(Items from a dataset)
_ _ _ _

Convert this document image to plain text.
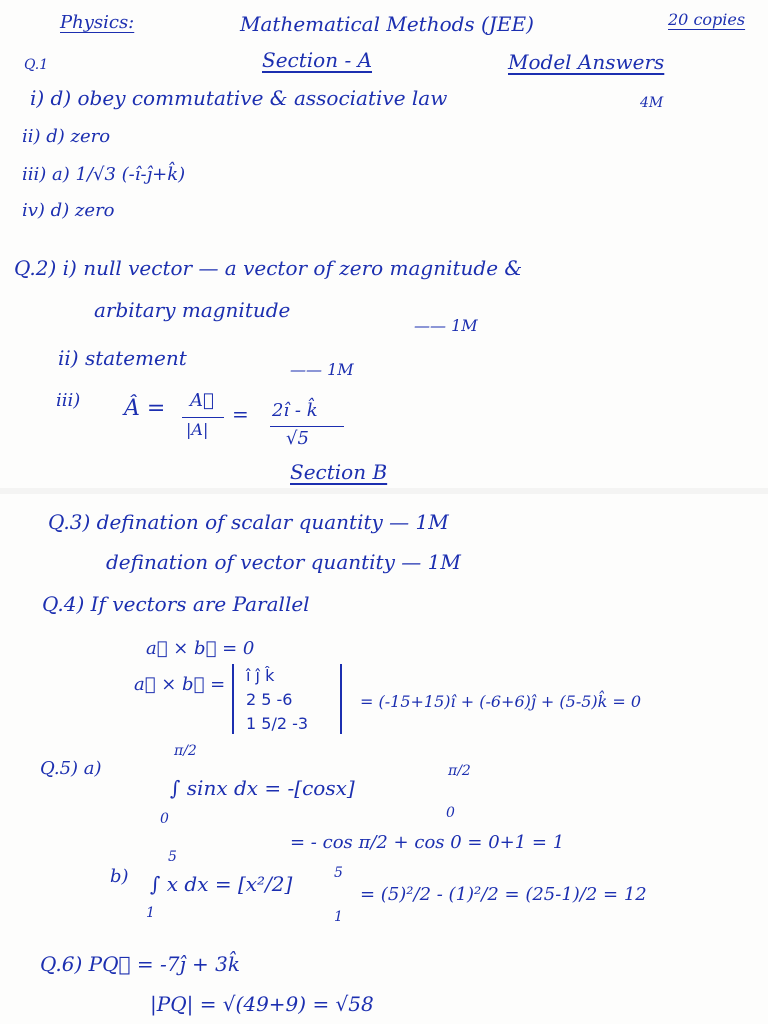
Physics:	Mathematical Methods (JEE)	20 copies
Q.1	Section - A	Model Answers
i) d) obey commutative & associative law	4M
ii) d) zero
iii) a) 1/√3 (-î-ĵ+k̂)
iv) d) zero
Q.2) i) null vector — a vector of zero magnitude &
arbitary magnitude
—— 1M
ii) statement	—— 1M
iii) Â = A⃗
|A|
= 2î - k̂
√5
Section B
Q.3) defination of scalar quantity — 1M
defination of vector quantity — 1M
Q.4) If vectors are Parallel
a⃗ × b⃗ = 0
a⃗ × b⃗ = î ĵ k̂
2 5 -6
1 5/2 -3
= (-15+15)î + (-6+6)ĵ + (5-5)k̂ = 0
Q.5) a)
π/2
0
∫ sinx dx = -[cosx]
π/2
0
= - cos π/2 + cos 0 = 0+1 = 1
b)
5
1
∫ x dx = [x²/2]	5
1
= (5)²/2 - (1)²/2 = (25-1)/2 = 12
Q.6) PQ⃗ = -7ĵ + 3k̂
|PQ| = √(49+9) = √58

_ _ _ _

● **Task instructions**:
Write the material out again exactly as it appears, dropping the pictures.

● **Finished task**:
Convert this document image to plain text.
Physics:	Mathematical Methods (JEE)	20 copies
Q.1	Section - A	Model Answers
i) d) obey commutative & associative law	4M
ii) d) zero
iii) a) 1/√3 (-î-ĵ+k̂)
iv) d) zero
Q.2) i) null vector — a vector of zero magnitude &
arbitary magnitude
—— 1M
ii) statement	—— 1M
iii) Â = A⃗
|A|
= 2î - k̂
√5
Section B
Q.3) defination of scalar quantity — 1M
defination of vector quantity — 1M
Q.4) If vectors are Parallel
a⃗ × b⃗ = 0
a⃗ × b⃗ = î ĵ k̂
2 5 -6
1 5/2 -3
= (-15+15)î + (-6+6)ĵ + (5-5)k̂ = 0
Q.5) a)
π/2
0
∫ sinx dx = -[cosx]
π/2
0
= - cos π/2 + cos 0 = 0+1 = 1
b)
5
1
∫ x dx = [x²/2]	5
1
= (5)²/2 - (1)²/2 = (25-1)/2 = 12
Q.6) PQ⃗ = -7ĵ + 3k̂
|PQ| = √(49+9) = √58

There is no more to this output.